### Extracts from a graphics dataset
-------
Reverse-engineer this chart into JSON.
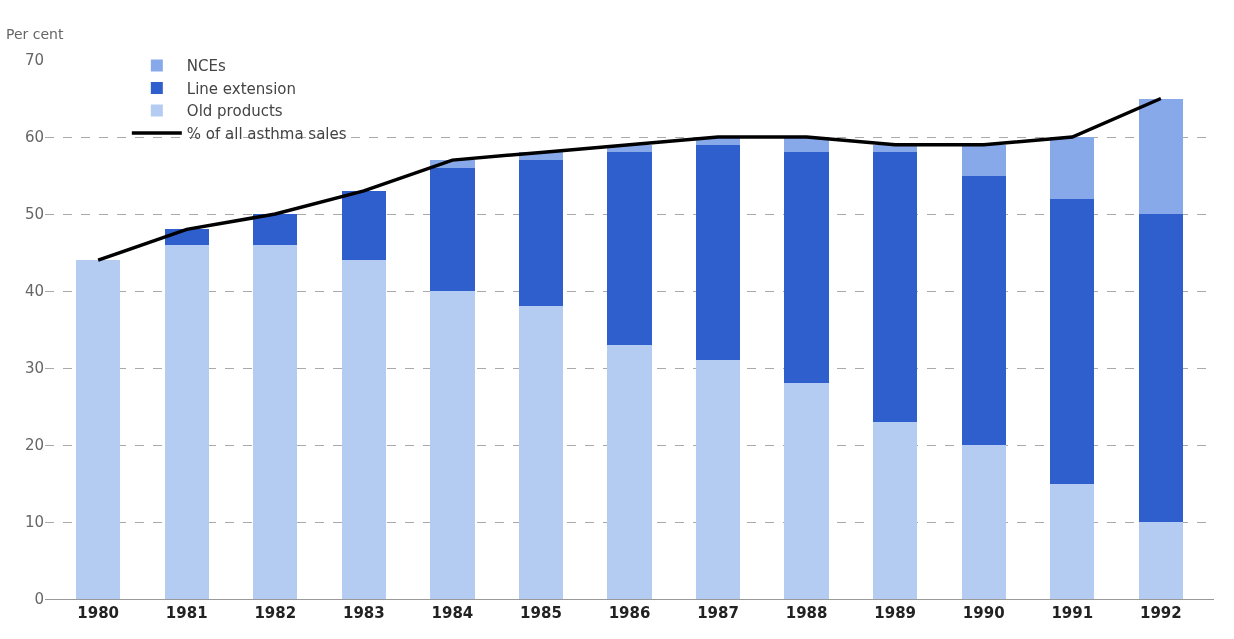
{
  "chart_data": {
    "type": "bar",
    "stacked": true,
    "ylabel": "Per cent",
    "categories": [
      "1980",
      "1981",
      "1982",
      "1983",
      "1984",
      "1985",
      "1986",
      "1987",
      "1988",
      "1989",
      "1990",
      "1991",
      "1992"
    ],
    "series": [
      {
        "name": "Old products",
        "color": "#b4cbf2",
        "values": [
          44,
          46,
          46,
          44,
          40,
          38,
          33,
          31,
          28,
          23,
          20,
          15,
          10
        ]
      },
      {
        "name": "Line extension",
        "color": "#2f5fcc",
        "values": [
          0,
          2,
          4,
          9,
          16,
          19,
          25,
          28,
          30,
          35,
          35,
          37,
          40
        ]
      },
      {
        "name": "NCEs",
        "color": "#87a9ea",
        "values": [
          0,
          0,
          0,
          0,
          1,
          1,
          1,
          1,
          2,
          1,
          4,
          8,
          15
        ]
      },
      {
        "name": "% of all asthma sales",
        "type": "line",
        "color": "#000000",
        "values": [
          44,
          48,
          50,
          53,
          57,
          58,
          59,
          60,
          60,
          59,
          59,
          60,
          65
        ]
      }
    ],
    "ylim": [
      0,
      70
    ],
    "yticks": [
      0,
      10,
      20,
      30,
      40,
      50,
      60,
      70
    ],
    "grid": "y",
    "legend": "top left",
    "marker": "none",
    "line_style": "solid"
  }
}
-------
Report only how many lines in the records contain the word "name".

### The reply
4